Items from a dataset
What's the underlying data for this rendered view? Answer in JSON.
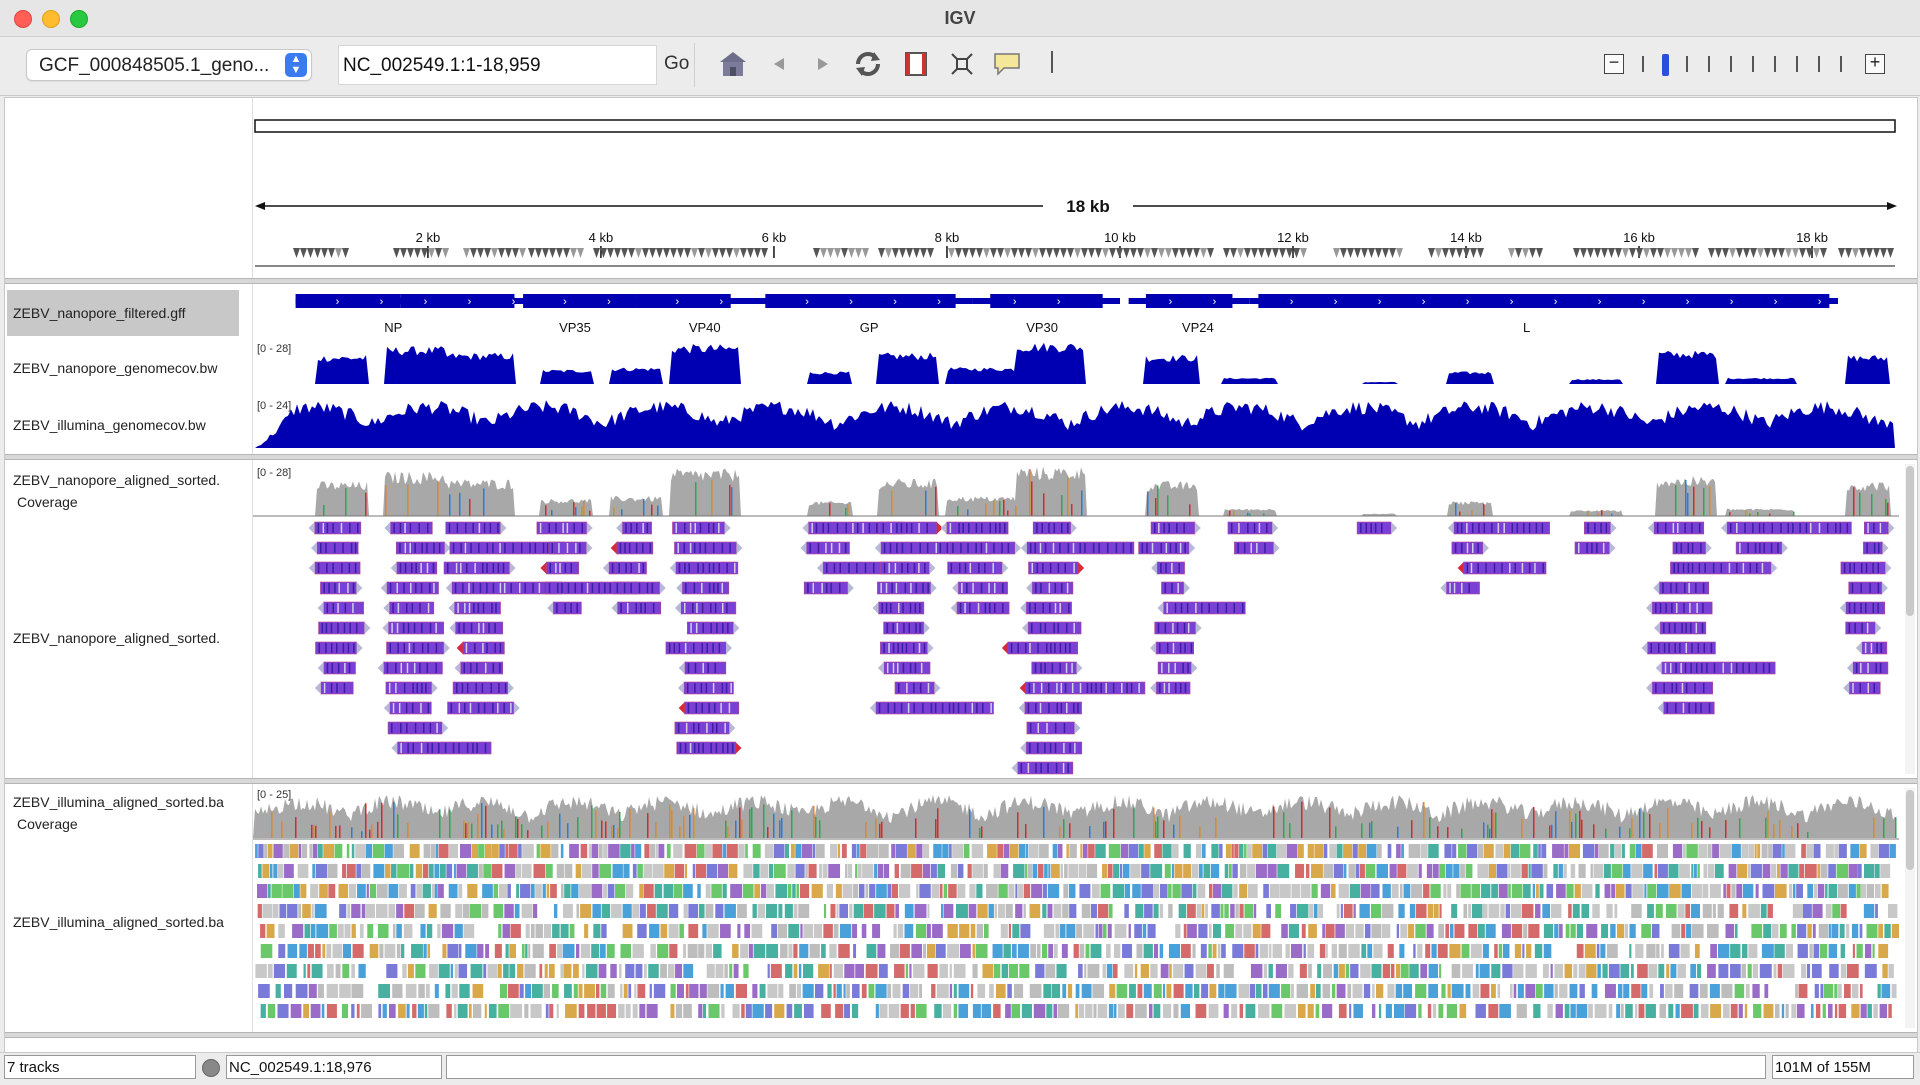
{
  "window": {
    "title": "IGV"
  },
  "toolbar": {
    "genome": "GCF_000848505.1_geno...",
    "locus": "NC_002549.1:1-18,959",
    "go_label": "Go",
    "icons": [
      "home-icon",
      "back-icon",
      "forward-icon",
      "refresh-icon",
      "region-of-interest-icon",
      "fit-to-window-icon",
      "popup-info-icon"
    ],
    "zoom": {
      "levels": 10,
      "selected_level": 1
    }
  },
  "ruler": {
    "span_label": "18 kb",
    "ticks": [
      "2 kb",
      "4 kb",
      "6 kb",
      "8 kb",
      "10 kb",
      "12 kb",
      "14 kb",
      "16 kb",
      "18 kb"
    ],
    "region_start": 1,
    "region_end": 18959
  },
  "tracks": {
    "gff": {
      "name": "ZEBV_nanopore_filtered.gff",
      "genes": [
        "NP",
        "VP35",
        "VP40",
        "GP",
        "VP30",
        "VP24",
        "L"
      ]
    },
    "nanopore_bw": {
      "name": "ZEBV_nanopore_genomecov.bw",
      "range": "[0 - 28]"
    },
    "illumina_bw": {
      "name": "ZEBV_illumina_genomecov.bw",
      "range": "[0 - 24]"
    },
    "nanopore_cov": {
      "name": "ZEBV_nanopore_aligned_sorted.",
      "sub": "Coverage",
      "range": "[0 - 28]"
    },
    "nanopore_aln": {
      "name": "ZEBV_nanopore_aligned_sorted."
    },
    "illumina_cov": {
      "name": "ZEBV_illumina_aligned_sorted.ba",
      "sub": "Coverage",
      "range": "[0 - 25]"
    },
    "illumina_aln": {
      "name": "ZEBV_illumina_aligned_sorted.ba"
    }
  },
  "colors": {
    "feature": "#0000b2",
    "read": "#7a3fd6",
    "coverage_gray": "#a8a8a8",
    "selection": "#c8c8c8"
  },
  "status": {
    "tracks": "7 tracks",
    "position": "NC_002549.1:18,976",
    "memory": "101M of 155M"
  }
}
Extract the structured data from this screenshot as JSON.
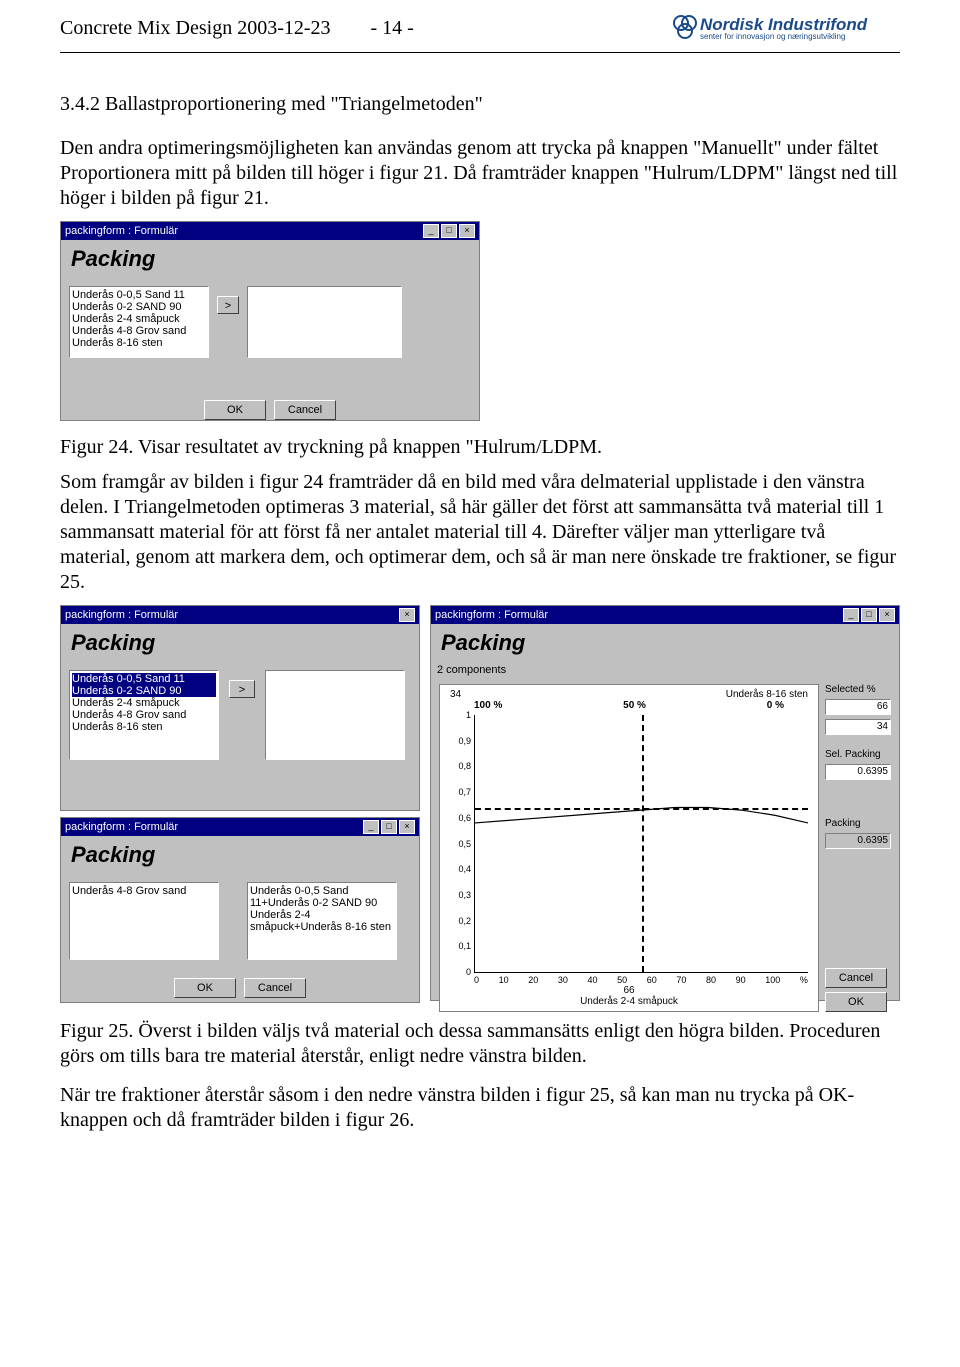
{
  "header": {
    "doc_title": "Concrete Mix Design 2003-12-23",
    "page_no": "- 14 -",
    "logo_title": "Nordisk Industrifond",
    "logo_sub": "senter for innovasjon og næringsutvikling"
  },
  "section_heading": "3.4.2 Ballastproportionering med \"Triangelmetoden\"",
  "para1": "Den andra optimeringsmöjligheten kan användas genom att trycka på knappen \"Manuellt\" under fältet Proportionera mitt på bilden till höger i figur 21. Då framträder knappen \"Hulrum/LDPM\" längst ned till höger i bilden på figur 21.",
  "fig24_caption": "Figur 24. Visar resultatet av tryckning på knappen \"Hulrum/LDPM.",
  "para2": "Som framgår av bilden i figur 24 framträder då en bild med våra delmaterial upplistade i den vänstra delen. I Triangelmetoden optimeras 3 material, så här gäller det först att sammansätta två material till 1 sammansatt material för att först få ner antalet material till 4. Därefter väljer man ytterligare två material, genom att markera dem, och optimerar dem, och så är man nere önskade tre fraktioner, se figur 25.",
  "fig25_caption": "Figur 25. Överst i bilden väljs två material och dessa sammansätts enligt den högra bilden. Proceduren görs om tills bara tre material återstår, enligt nedre vänstra bilden.",
  "para3": "När tre fraktioner återstår såsom i den nedre vänstra bilden i figur 25, så kan man nu trycka på OK-knappen och då framträder bilden i figur 26.",
  "window_title": "packingform : Formulär",
  "packing_label": "Packing",
  "components_label": "2 components",
  "buttons": {
    "ok": "OK",
    "cancel": "Cancel",
    "move": ">"
  },
  "list_fig24": [
    "Underås 0-0,5 Sand 11",
    "Underås 0-2 SAND 90",
    "Underås 2-4 småpuck",
    "Underås 4-8 Grov sand",
    "Underås 8-16 sten"
  ],
  "list_fig25a_left": [
    "Underås 0-0,5 Sand 11",
    "Underås 0-2 SAND 90",
    "Underås 2-4 småpuck",
    "Underås 4-8 Grov sand",
    "Underås 8-16 sten"
  ],
  "list_fig25a_selected_idx": [
    0,
    1
  ],
  "list_fig25c_left": [
    "Underås 4-8 Grov sand"
  ],
  "list_fig25c_right": [
    "Underås 0-0,5 Sand 11+Underås 0-2 SAND 90",
    "Underås 2-4 småpuck+Underås 8-16 sten"
  ],
  "chart_data": {
    "type": "line",
    "title_left": "34",
    "title_right": "Underås 8-16 sten",
    "top_scale": [
      "100 %",
      "50 %",
      "0 %"
    ],
    "x_axis_label_bottom": "Underås 2-4 småpuck",
    "x_bottom_indicator": "66",
    "x_ticks": [
      "0",
      "10",
      "20",
      "30",
      "40",
      "50",
      "60",
      "70",
      "80",
      "90",
      "100"
    ],
    "x_unit": "%",
    "y_ticks": [
      "1",
      "0,9",
      "0,8",
      "0,7",
      "0,6",
      "0,5",
      "0,4",
      "0,3",
      "0,2",
      "0,1",
      "0"
    ],
    "packing_curve": [
      0.58,
      0.59,
      0.6,
      0.61,
      0.62,
      0.63,
      0.64,
      0.64,
      0.63,
      0.61,
      0.58
    ],
    "dashed_h_value": 0.64,
    "dashed_v_x_percent": 50
  },
  "side": {
    "selected_label": "Selected %",
    "selected_vals": [
      "66",
      "34"
    ],
    "sel_packing_label": "Sel. Packing",
    "sel_packing_val": "0.6395",
    "packing_label": "Packing",
    "packing_val": "0.6395"
  }
}
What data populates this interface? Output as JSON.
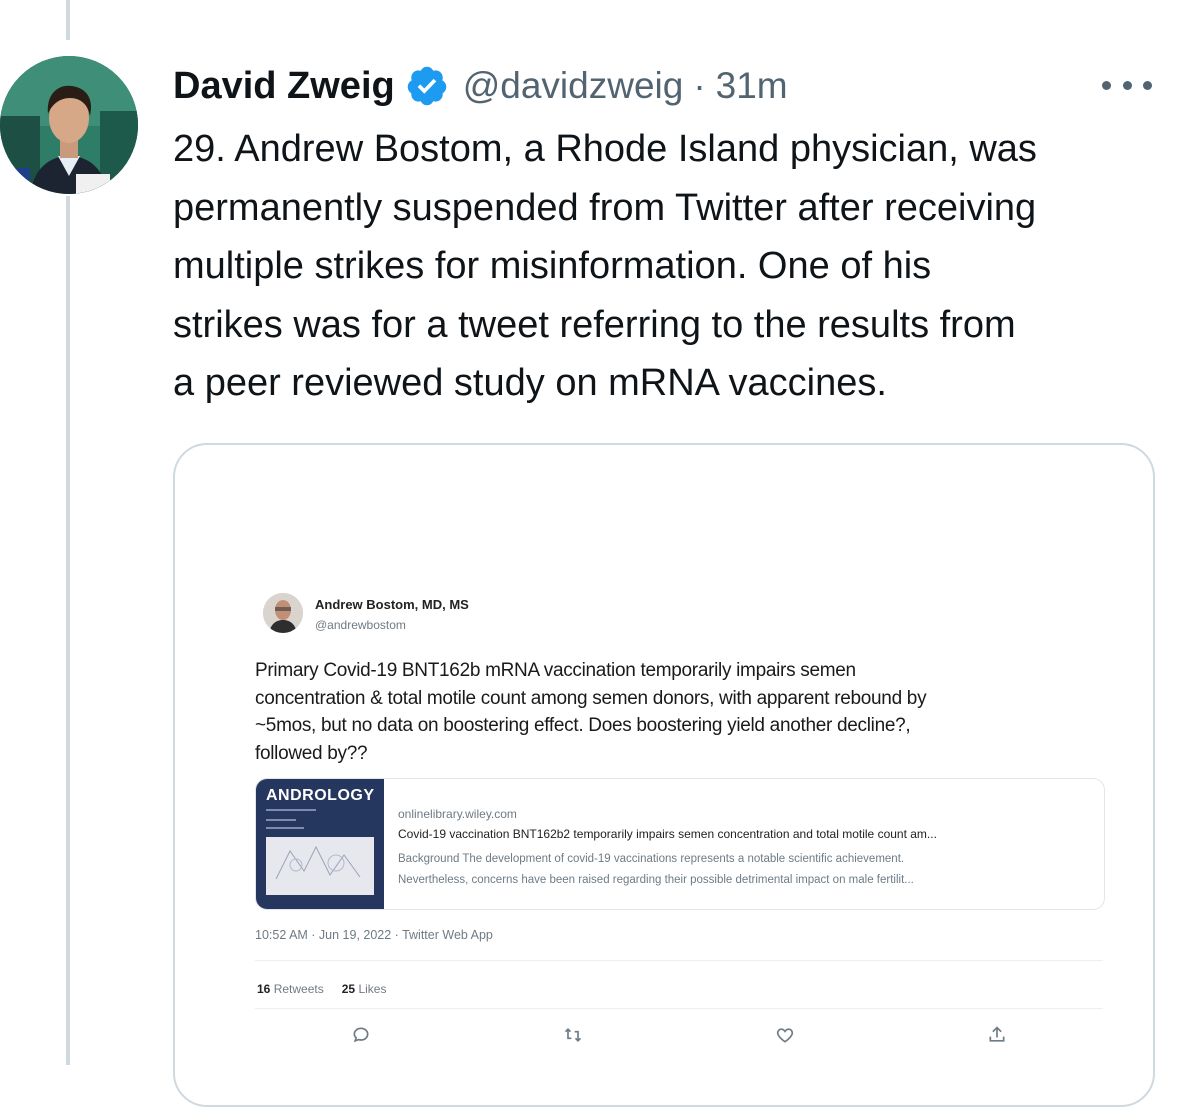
{
  "tweet": {
    "display_name": "David Zweig",
    "handle": "@davidzweig",
    "separator": "·",
    "time": "31m",
    "text": "29. Andrew Bostom, a Rhode Island physician, was\npermanently suspended from Twitter after receiving\nmultiple strikes for misinformation. One of his\nstrikes was for a tweet referring to the results from\na peer reviewed study on mRNA vaccines.",
    "avatar_icon": "profile-photo",
    "verified_icon": "verified-badge-icon",
    "accent_color": "#1d9bf0"
  },
  "embedded": {
    "name": "Andrew Bostom, MD, MS",
    "handle": "@andrewbostom",
    "text": "Primary Covid-19 BNT162b mRNA vaccination temporarily impairs semen\nconcentration & total motile count among semen donors, with apparent rebound by\n~5mos, but no data on boostering effect. Does boostering yield another decline?,\nfollowed by??",
    "link": {
      "journal": "ANDROLOGY",
      "domain": "onlinelibrary.wiley.com",
      "title": "Covid-19 vaccination BNT162b2 temporarily impairs semen concentration and total motile count am...",
      "description": "Background The development of covid-19 vaccinations represents a notable scientific achievement.\nNevertheless, concerns have been raised regarding their possible detrimental impact on male fertilit..."
    },
    "meta": "10:52 AM · Jun 19, 2022 · Twitter Web App",
    "stats": {
      "retweets_count": "16",
      "retweets_label": "Retweets",
      "likes_count": "25",
      "likes_label": "Likes"
    }
  }
}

> WHAT YOU ARE ASKED TO DO
When the entries above show the word "LDPM" in a line, copy that line out.

> RESPONSE TO THIS EXERCISE
  "para1": "Den andra optimeringsmöjligheten kan användas genom att trycka på knappen \"Manuellt\" under fältet Proportionera mitt på bilden till höger i figur 21. Då framträder knappen \"Hulrum/LDPM\" längst ned till höger i bilden på figur 21.",
  "fig24_caption": "Figur 24. Visar resultatet av tryckning på knappen \"Hulrum/LDPM.",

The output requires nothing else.